Dataset extract =
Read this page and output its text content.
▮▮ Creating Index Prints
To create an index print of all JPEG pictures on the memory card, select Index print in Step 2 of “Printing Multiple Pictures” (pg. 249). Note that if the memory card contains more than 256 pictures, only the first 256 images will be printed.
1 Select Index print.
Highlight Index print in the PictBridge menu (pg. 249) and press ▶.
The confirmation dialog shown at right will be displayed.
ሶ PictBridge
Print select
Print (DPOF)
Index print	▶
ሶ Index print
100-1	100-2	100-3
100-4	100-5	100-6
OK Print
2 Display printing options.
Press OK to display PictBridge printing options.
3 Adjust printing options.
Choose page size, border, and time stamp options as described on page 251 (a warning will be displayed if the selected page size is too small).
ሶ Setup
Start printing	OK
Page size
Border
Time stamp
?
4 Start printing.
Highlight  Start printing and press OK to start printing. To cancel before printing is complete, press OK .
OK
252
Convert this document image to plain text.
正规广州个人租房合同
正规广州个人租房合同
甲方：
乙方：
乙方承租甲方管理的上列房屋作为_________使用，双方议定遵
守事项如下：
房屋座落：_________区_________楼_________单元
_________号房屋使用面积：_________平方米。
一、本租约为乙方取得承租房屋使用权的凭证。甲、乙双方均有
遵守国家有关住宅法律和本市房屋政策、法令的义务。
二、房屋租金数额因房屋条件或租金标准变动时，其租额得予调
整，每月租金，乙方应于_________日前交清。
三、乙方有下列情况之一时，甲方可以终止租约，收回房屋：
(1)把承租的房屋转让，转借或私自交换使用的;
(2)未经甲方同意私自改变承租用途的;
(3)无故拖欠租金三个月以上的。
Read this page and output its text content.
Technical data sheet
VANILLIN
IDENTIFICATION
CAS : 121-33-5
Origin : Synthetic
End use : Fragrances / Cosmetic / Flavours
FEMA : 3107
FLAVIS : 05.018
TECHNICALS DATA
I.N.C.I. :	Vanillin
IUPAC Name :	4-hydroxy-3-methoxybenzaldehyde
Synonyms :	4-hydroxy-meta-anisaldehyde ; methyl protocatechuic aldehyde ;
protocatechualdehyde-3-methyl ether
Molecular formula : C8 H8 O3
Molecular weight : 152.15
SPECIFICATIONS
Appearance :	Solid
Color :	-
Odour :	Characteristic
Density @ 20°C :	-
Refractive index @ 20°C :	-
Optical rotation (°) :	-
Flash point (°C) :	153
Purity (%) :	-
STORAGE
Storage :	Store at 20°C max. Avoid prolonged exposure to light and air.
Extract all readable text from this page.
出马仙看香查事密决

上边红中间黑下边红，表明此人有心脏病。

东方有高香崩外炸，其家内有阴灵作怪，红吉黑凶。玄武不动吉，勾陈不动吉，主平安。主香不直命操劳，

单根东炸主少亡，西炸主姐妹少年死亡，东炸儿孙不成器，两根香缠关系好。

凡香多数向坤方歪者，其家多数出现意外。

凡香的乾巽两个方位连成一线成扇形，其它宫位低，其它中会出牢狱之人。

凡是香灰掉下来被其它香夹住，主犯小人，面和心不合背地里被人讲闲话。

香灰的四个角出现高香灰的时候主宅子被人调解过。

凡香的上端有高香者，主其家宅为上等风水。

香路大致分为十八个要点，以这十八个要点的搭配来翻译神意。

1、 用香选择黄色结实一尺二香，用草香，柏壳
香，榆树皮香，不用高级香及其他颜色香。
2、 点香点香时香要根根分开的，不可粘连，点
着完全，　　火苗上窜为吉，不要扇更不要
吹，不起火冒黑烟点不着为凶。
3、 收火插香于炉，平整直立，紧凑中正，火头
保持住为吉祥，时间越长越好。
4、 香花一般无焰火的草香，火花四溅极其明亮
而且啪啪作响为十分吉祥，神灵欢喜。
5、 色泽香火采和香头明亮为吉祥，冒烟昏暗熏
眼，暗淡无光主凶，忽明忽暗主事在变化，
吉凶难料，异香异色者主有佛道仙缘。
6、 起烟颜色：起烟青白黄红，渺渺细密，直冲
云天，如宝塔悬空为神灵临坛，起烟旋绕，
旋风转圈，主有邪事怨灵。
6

Aim of the exercise =
Only lines holding the string "will" are wanted; gather each one from the entries above.

Solved problem =
To create an index print of all JPEG pictures on the memory card, select Index print in Step 2 of “Printing Multiple Pictures” (pg. 249). Note that if the memory card contains more than 256 pictures, only the first 256 images will be printed.
The confirmation dialog shown at right will be displayed.
Choose page size, border, and time stamp options as described on page 251 (a warning will be displayed if the selected page size is too small).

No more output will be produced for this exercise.